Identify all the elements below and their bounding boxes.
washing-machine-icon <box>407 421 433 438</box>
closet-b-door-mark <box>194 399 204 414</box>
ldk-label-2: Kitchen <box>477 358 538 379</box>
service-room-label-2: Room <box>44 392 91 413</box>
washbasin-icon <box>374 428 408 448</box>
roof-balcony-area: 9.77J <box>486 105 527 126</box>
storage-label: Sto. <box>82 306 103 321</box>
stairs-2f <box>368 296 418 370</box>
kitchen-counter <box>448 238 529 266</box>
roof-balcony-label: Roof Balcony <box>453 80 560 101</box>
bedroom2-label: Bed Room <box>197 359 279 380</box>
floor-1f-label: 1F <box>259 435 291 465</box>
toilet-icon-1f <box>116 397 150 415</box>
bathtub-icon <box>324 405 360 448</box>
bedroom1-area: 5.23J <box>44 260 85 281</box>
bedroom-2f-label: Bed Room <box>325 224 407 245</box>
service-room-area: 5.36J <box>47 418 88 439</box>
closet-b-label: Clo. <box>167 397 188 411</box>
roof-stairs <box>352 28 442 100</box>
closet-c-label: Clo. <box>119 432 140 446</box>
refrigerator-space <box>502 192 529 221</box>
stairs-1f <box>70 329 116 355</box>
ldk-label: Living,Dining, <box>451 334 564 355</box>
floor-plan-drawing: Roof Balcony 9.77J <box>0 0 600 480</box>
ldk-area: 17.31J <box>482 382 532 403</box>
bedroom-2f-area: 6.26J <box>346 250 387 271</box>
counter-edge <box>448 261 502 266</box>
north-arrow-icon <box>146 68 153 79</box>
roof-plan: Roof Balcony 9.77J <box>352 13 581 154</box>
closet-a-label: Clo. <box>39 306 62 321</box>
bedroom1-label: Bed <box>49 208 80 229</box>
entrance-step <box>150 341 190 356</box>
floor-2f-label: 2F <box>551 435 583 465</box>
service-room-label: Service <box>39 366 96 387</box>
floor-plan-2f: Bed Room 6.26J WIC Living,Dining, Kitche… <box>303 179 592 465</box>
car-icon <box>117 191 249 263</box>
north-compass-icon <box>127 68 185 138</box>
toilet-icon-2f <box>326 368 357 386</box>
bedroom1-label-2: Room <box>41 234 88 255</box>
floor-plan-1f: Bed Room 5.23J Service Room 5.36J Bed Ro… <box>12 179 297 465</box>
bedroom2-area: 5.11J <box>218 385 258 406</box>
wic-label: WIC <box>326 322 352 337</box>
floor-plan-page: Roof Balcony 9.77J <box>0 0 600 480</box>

==============================

[TASK INSTRUCTIONS]
Lay out everything from the start of the data down to the line containing "bedroom-2f-area: 6.26J <box>346" as a numbered list, with blank lines left out.

[CORRECT OUTPUT]
1. Identify all the elements below and their bounding boxes.
2. washing-machine-icon <box>407 421 433 438</box>
3. closet-b-door-mark <box>194 399 204 414</box>
4. ldk-label-2: Kitchen <box>477 358 538 379</box>
5. service-room-label-2: Room <box>44 392 91 413</box>
6. washbasin-icon <box>374 428 408 448</box>
7. roof-balcony-area: 9.77J <box>486 105 527 126</box>
8. storage-label: Sto. <box>82 306 103 321</box>
9. stairs-2f <box>368 296 418 370</box>
10. kitchen-counter <box>448 238 529 266</box>
11. roof-balcony-label: Roof Balcony <box>453 80 560 101</box>
12. bedroom2-label: Bed Room <box>197 359 279 380</box>
13. floor-1f-label: 1F <box>259 435 291 465</box>
14. toilet-icon-1f <box>116 397 150 415</box>
15. bathtub-icon <box>324 405 360 448</box>
16. bedroom1-area: 5.23J <box>44 260 85 281</box>
17. bedroom-2f-label: Bed Room <box>325 224 407 245</box>
18. service-room-area: 5.36J <box>47 418 88 439</box>
19. closet-b-label: Clo. <box>167 397 188 411</box>
20. roof-stairs <box>352 28 442 100</box>
21. closet-c-label: Clo. <box>119 432 140 446</box>
22. refrigerator-space <box>502 192 529 221</box>
23. stairs-1f <box>70 329 116 355</box>
24. ldk-label: Living,Dining, <box>451 334 564 355</box>
25. floor-plan-drawing: Roof Balcony 9.77J <box>0 0 600 480</box>
26. ldk-area: 17.31J <box>482 382 532 403</box>
27. bedroom-2f-area: 6.26J <box>346 250 387 271</box>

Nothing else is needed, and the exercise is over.